— start Dataset entries —
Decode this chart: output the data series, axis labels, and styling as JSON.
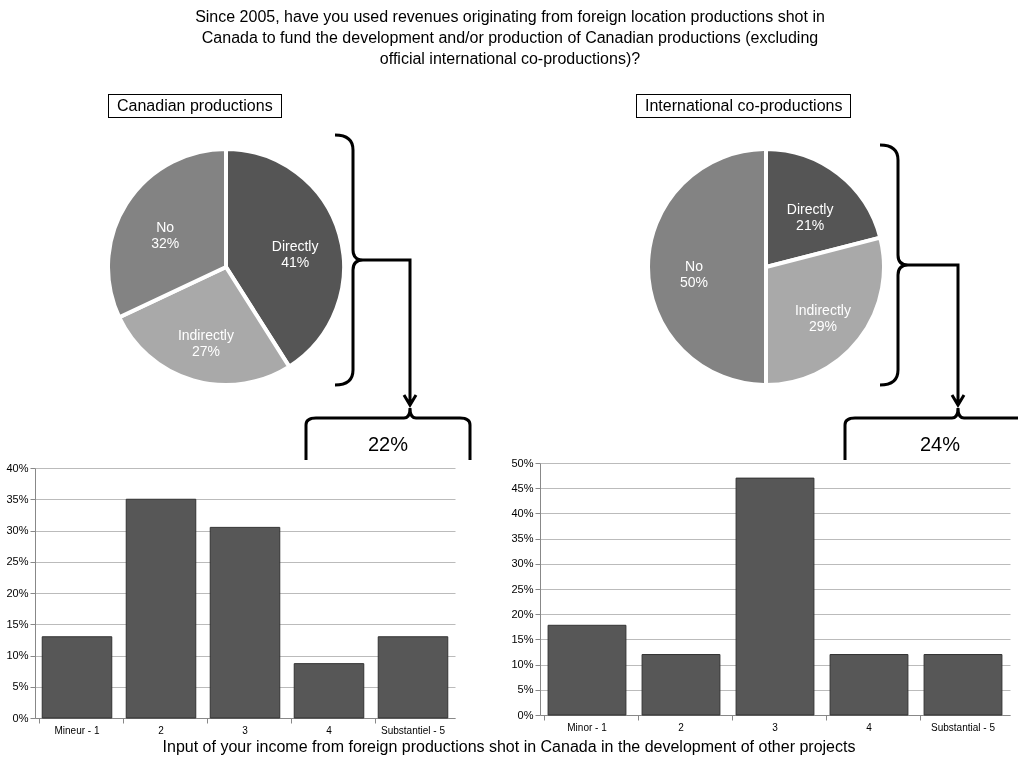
{
  "chart_data": [
    {
      "type": "pie",
      "title": "Since 2005, have you used revenues originating from foreign location productions shot in Canada to fund the development and/or production of Canadian productions (excluding official international co-productions)?",
      "subtitle": "Canadian productions",
      "categories": [
        "Directly",
        "Indirectly",
        "No"
      ],
      "values": [
        41,
        27,
        32
      ],
      "value_labels": [
        "41%",
        "27%",
        "32%"
      ],
      "colors": [
        "#555555",
        "#a9a9a9",
        "#838383"
      ]
    },
    {
      "type": "pie",
      "title": "International co-productions",
      "categories": [
        "Directly",
        "Indirectly",
        "No"
      ],
      "values": [
        21,
        29,
        50
      ],
      "value_labels": [
        "21%",
        "29%",
        "50%"
      ],
      "colors": [
        "#555555",
        "#a9a9a9",
        "#838383"
      ]
    },
    {
      "type": "bar",
      "categories": [
        "Mineur - 1",
        "2",
        "3",
        "4",
        "Substantiel - 5"
      ],
      "values": [
        13,
        35,
        30.5,
        8.7,
        13
      ],
      "color": "#575757",
      "ylim": [
        0,
        40
      ],
      "yticks": [
        {
          "value": 0,
          "label": "0%"
        },
        {
          "value": 5,
          "label": "5%"
        },
        {
          "value": 10,
          "label": "10%"
        },
        {
          "value": 15,
          "label": "15%"
        },
        {
          "value": 20,
          "label": "20%"
        },
        {
          "value": 25,
          "label": "25%"
        },
        {
          "value": 30,
          "label": "30%"
        },
        {
          "value": 35,
          "label": "35%"
        },
        {
          "value": 40,
          "label": "40%"
        }
      ],
      "grid": "y",
      "annotations": [
        "22%"
      ],
      "xlabel": "Input of your income from foreign productions shot in Canada in the development of other projects"
    },
    {
      "type": "bar",
      "categories": [
        "Minor - 1",
        "2",
        "3",
        "4",
        "Substantial - 5"
      ],
      "values": [
        17.8,
        12,
        47,
        12,
        12
      ],
      "color": "#575757",
      "ylim": [
        0,
        50
      ],
      "yticks": [
        {
          "value": 0,
          "label": "0%"
        },
        {
          "value": 5,
          "label": "5%"
        },
        {
          "value": 10,
          "label": "10%"
        },
        {
          "value": 15,
          "label": "15%"
        },
        {
          "value": 20,
          "label": "20%"
        },
        {
          "value": 25,
          "label": "25%"
        },
        {
          "value": 30,
          "label": "30%"
        },
        {
          "value": 35,
          "label": "35%"
        },
        {
          "value": 40,
          "label": "40%"
        },
        {
          "value": 45,
          "label": "45%"
        },
        {
          "value": 50,
          "label": "50%"
        }
      ],
      "grid": "y",
      "annotations": [
        "24%"
      ]
    }
  ]
}
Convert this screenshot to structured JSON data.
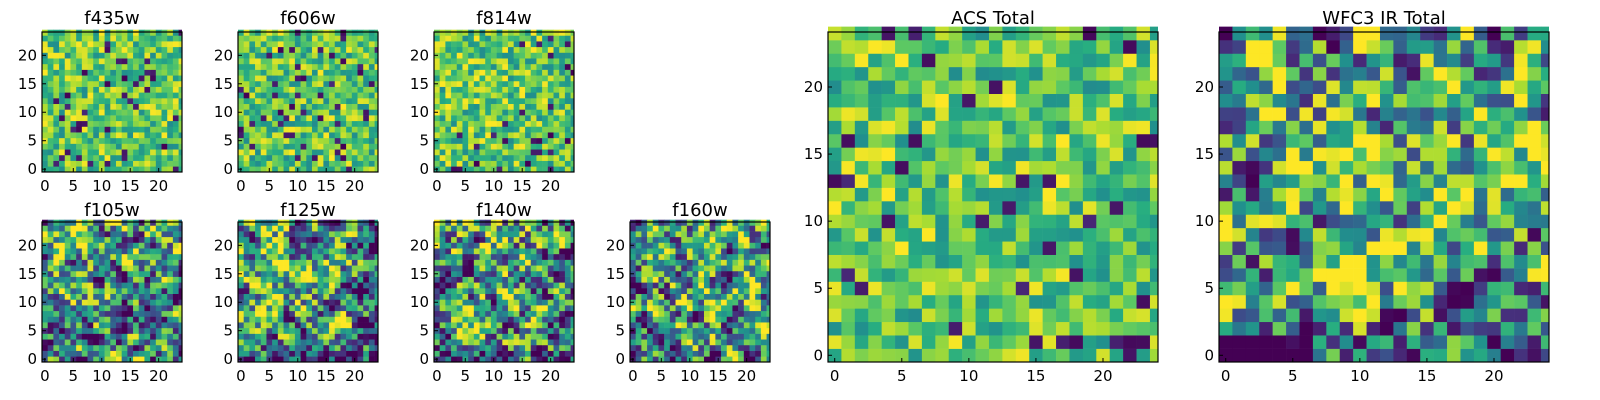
{
  "chart_data": [
    {
      "type": "heatmap",
      "title": "f435w",
      "xlim": [
        0,
        24
      ],
      "ylim": [
        0,
        24
      ],
      "x_ticks": [
        0,
        5,
        10,
        15,
        20
      ],
      "y_ticks": [
        0,
        5,
        10,
        15,
        20
      ],
      "colormap": "viridis",
      "grid": false,
      "pattern": "uniform noise, mostly green/yellow with scattered purple pixels"
    },
    {
      "type": "heatmap",
      "title": "f606w",
      "xlim": [
        0,
        24
      ],
      "ylim": [
        0,
        24
      ],
      "x_ticks": [
        0,
        5,
        10,
        15,
        20
      ],
      "y_ticks": [
        0,
        5,
        10,
        15,
        20
      ],
      "colormap": "viridis",
      "grid": false,
      "pattern": "uniform noise"
    },
    {
      "type": "heatmap",
      "title": "f814w",
      "xlim": [
        0,
        24
      ],
      "ylim": [
        0,
        24
      ],
      "x_ticks": [
        0,
        5,
        10,
        15,
        20
      ],
      "y_ticks": [
        0,
        5,
        10,
        15,
        20
      ],
      "colormap": "viridis",
      "grid": false,
      "pattern": "noise, brighter toward bottom-left"
    },
    {
      "type": "heatmap",
      "title": "f105w",
      "xlim": [
        0,
        24
      ],
      "ylim": [
        0,
        24
      ],
      "x_ticks": [
        0,
        5,
        10,
        15,
        20
      ],
      "y_ticks": [
        0,
        5,
        10,
        15,
        20
      ],
      "colormap": "viridis",
      "grid": false,
      "pattern": "smoothed noise, bright bottom-left"
    },
    {
      "type": "heatmap",
      "title": "f125w",
      "xlim": [
        0,
        24
      ],
      "ylim": [
        0,
        24
      ],
      "x_ticks": [
        0,
        5,
        10,
        15,
        20
      ],
      "y_ticks": [
        0,
        5,
        10,
        15,
        20
      ],
      "colormap": "viridis",
      "grid": false,
      "pattern": "smoothed noise, bright center-bottom"
    },
    {
      "type": "heatmap",
      "title": "f140w",
      "xlim": [
        0,
        24
      ],
      "ylim": [
        0,
        24
      ],
      "x_ticks": [
        0,
        5,
        10,
        15,
        20
      ],
      "y_ticks": [
        0,
        5,
        10,
        15,
        20
      ],
      "colormap": "viridis",
      "grid": false,
      "pattern": "smoothed noise, bright bottom-left"
    },
    {
      "type": "heatmap",
      "title": "f160w",
      "xlim": [
        0,
        24
      ],
      "ylim": [
        0,
        24
      ],
      "x_ticks": [
        0,
        5,
        10,
        15,
        20
      ],
      "y_ticks": [
        0,
        5,
        10,
        15,
        20
      ],
      "colormap": "viridis",
      "grid": false,
      "pattern": "smoothed noise, bright center"
    },
    {
      "type": "heatmap",
      "title": "ACS Total",
      "xlim": [
        0,
        24
      ],
      "ylim": [
        0,
        24
      ],
      "x_ticks": [
        0,
        5,
        10,
        15,
        20
      ],
      "y_ticks": [
        0,
        5,
        10,
        15,
        20
      ],
      "colormap": "viridis",
      "grid": false,
      "pattern": "noise, mostly green/yellow with scattered purple pixels"
    },
    {
      "type": "heatmap",
      "title": "WFC3 IR Total",
      "xlim": [
        0,
        24
      ],
      "ylim": [
        0,
        24
      ],
      "x_ticks": [
        0,
        5,
        10,
        15,
        20
      ],
      "y_ticks": [
        0,
        5,
        10,
        15,
        20
      ],
      "colormap": "viridis",
      "grid": false,
      "pattern": "smoothed noise, bright center/bottom, dark patch at left edge"
    }
  ]
}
— end Dataset entries —
## Exercise instructions
From start to finish, output the listing exactly, but omit its pictures.

## Output of the task
Decode this chart: output the data series, axis labels, and styling as JSON.
{
  "chart_data": [
    {
      "type": "pie",
      "title": "Since 2005, have you used revenues originating from foreign location productions shot in Canada to fund the development and/or production of Canadian productions (excluding official international co-productions)?",
      "subtitle": "Canadian productions",
      "categories": [
        "Directly",
        "Indirectly",
        "No"
      ],
      "values": [
        41,
        27,
        32
      ],
      "value_labels": [
        "41%",
        "27%",
        "32%"
      ],
      "colors": [
        "#555555",
        "#a9a9a9",
        "#838383"
      ]
    },
    {
      "type": "pie",
      "title": "International co-productions",
      "categories": [
        "Directly",
        "Indirectly",
        "No"
      ],
      "values": [
        21,
        29,
        50
      ],
      "value_labels": [
        "21%",
        "29%",
        "50%"
      ],
      "colors": [
        "#555555",
        "#a9a9a9",
        "#838383"
      ]
    },
    {
      "type": "bar",
      "categories": [
        "Mineur - 1",
        "2",
        "3",
        "4",
        "Substantiel - 5"
      ],
      "values": [
        13,
        35,
        30.5,
        8.7,
        13
      ],
      "color": "#575757",
      "ylim": [
        0,
        40
      ],
      "yticks": [
        {
          "value": 0,
          "label": "0%"
        },
        {
          "value": 5,
          "label": "5%"
        },
        {
          "value": 10,
          "label": "10%"
        },
        {
          "value": 15,
          "label": "15%"
        },
        {
          "value": 20,
          "label": "20%"
        },
        {
          "value": 25,
          "label": "25%"
        },
        {
          "value": 30,
          "label": "30%"
        },
        {
          "value": 35,
          "label": "35%"
        },
        {
          "value": 40,
          "label": "40%"
        }
      ],
      "grid": "y",
      "annotations": [
        "22%"
      ],
      "xlabel": "Input of your income from foreign productions shot in Canada in the development of other projects"
    },
    {
      "type": "bar",
      "categories": [
        "Minor - 1",
        "2",
        "3",
        "4",
        "Substantial - 5"
      ],
      "values": [
        17.8,
        12,
        47,
        12,
        12
      ],
      "color": "#575757",
      "ylim": [
        0,
        50
      ],
      "yticks": [
        {
          "value": 0,
          "label": "0%"
        },
        {
          "value": 5,
          "label": "5%"
        },
        {
          "value": 10,
          "label": "10%"
        },
        {
          "value": 15,
          "label": "15%"
        },
        {
          "value": 20,
          "label": "20%"
        },
        {
          "value": 25,
          "label": "25%"
        },
        {
          "value": 30,
          "label": "30%"
        },
        {
          "value": 35,
          "label": "35%"
        },
        {
          "value": 40,
          "label": "40%"
        },
        {
          "value": 45,
          "label": "45%"
        },
        {
          "value": 50,
          "label": "50%"
        }
      ],
      "grid": "y",
      "annotations": [
        "24%"
      ]
    }
  ]
}
Convert this screenshot to structured JSON data.
{
  "chart_data": [
    {
      "type": "heatmap",
      "title": "f435w",
      "xlim": [
        0,
        24
      ],
      "ylim": [
        0,
        24
      ],
      "x_ticks": [
        0,
        5,
        10,
        15,
        20
      ],
      "y_ticks": [
        0,
        5,
        10,
        15,
        20
      ],
      "colormap": "viridis",
      "grid": false,
      "pattern": "uniform noise, mostly green/yellow with scattered purple pixels"
    },
    {
      "type": "heatmap",
      "title": "f606w",
      "xlim": [
        0,
        24
      ],
      "ylim": [
        0,
        24
      ],
      "x_ticks": [
        0,
        5,
        10,
        15,
        20
      ],
      "y_ticks": [
        0,
        5,
        10,
        15,
        20
      ],
      "colormap": "viridis",
      "grid": false,
      "pattern": "uniform noise"
    },
    {
      "type": "heatmap",
      "title": "f814w",
      "xlim": [
        0,
        24
      ],
      "ylim": [
        0,
        24
      ],
      "x_ticks": [
        0,
        5,
        10,
        15,
        20
      ],
      "y_ticks": [
        0,
        5,
        10,
        15,
        20
      ],
      "colormap": "viridis",
      "grid": false,
      "pattern": "noise, brighter toward bottom-left"
    },
    {
      "type": "heatmap",
      "title": "f105w",
      "xlim": [
        0,
        24
      ],
      "ylim": [
        0,
        24
      ],
      "x_ticks": [
        0,
        5,
        10,
        15,
        20
      ],
      "y_ticks": [
        0,
        5,
        10,
        15,
        20
      ],
      "colormap": "viridis",
      "grid": false,
      "pattern": "smoothed noise, bright bottom-left"
    },
    {
      "type": "heatmap",
      "title": "f125w",
      "xlim": [
        0,
        24
      ],
      "ylim": [
        0,
        24
      ],
      "x_ticks": [
        0,
        5,
        10,
        15,
        20
      ],
      "y_ticks": [
        0,
        5,
        10,
        15,
        20
      ],
      "colormap": "viridis",
      "grid": false,
      "pattern": "smoothed noise, bright center-bottom"
    },
    {
      "type": "heatmap",
      "title": "f140w",
      "xlim": [
        0,
        24
      ],
      "ylim": [
        0,
        24
      ],
      "x_ticks": [
        0,
        5,
        10,
        15,
        20
      ],
      "y_ticks": [
        0,
        5,
        10,
        15,
        20
      ],
      "colormap": "viridis",
      "grid": false,
      "pattern": "smoothed noise, bright bottom-left"
    },
    {
      "type": "heatmap",
      "title": "f160w",
      "xlim": [
        0,
        24
      ],
      "ylim": [
        0,
        24
      ],
      "x_ticks": [
        0,
        5,
        10,
        15,
        20
      ],
      "y_ticks": [
        0,
        5,
        10,
        15,
        20
      ],
      "colormap": "viridis",
      "grid": false,
      "pattern": "smoothed noise, bright center"
    },
    {
      "type": "heatmap",
      "title": "ACS Total",
      "xlim": [
        0,
        24
      ],
      "ylim": [
        0,
        24
      ],
      "x_ticks": [
        0,
        5,
        10,
        15,
        20
      ],
      "y_ticks": [
        0,
        5,
        10,
        15,
        20
      ],
      "colormap": "viridis",
      "grid": false,
      "pattern": "noise, mostly green/yellow with scattered purple pixels"
    },
    {
      "type": "heatmap",
      "title": "WFC3 IR Total",
      "xlim": [
        0,
        24
      ],
      "ylim": [
        0,
        24
      ],
      "x_ticks": [
        0,
        5,
        10,
        15,
        20
      ],
      "y_ticks": [
        0,
        5,
        10,
        15,
        20
      ],
      "colormap": "viridis",
      "grid": false,
      "pattern": "smoothed noise, bright center/bottom, dark patch at left edge"
    }
  ]
}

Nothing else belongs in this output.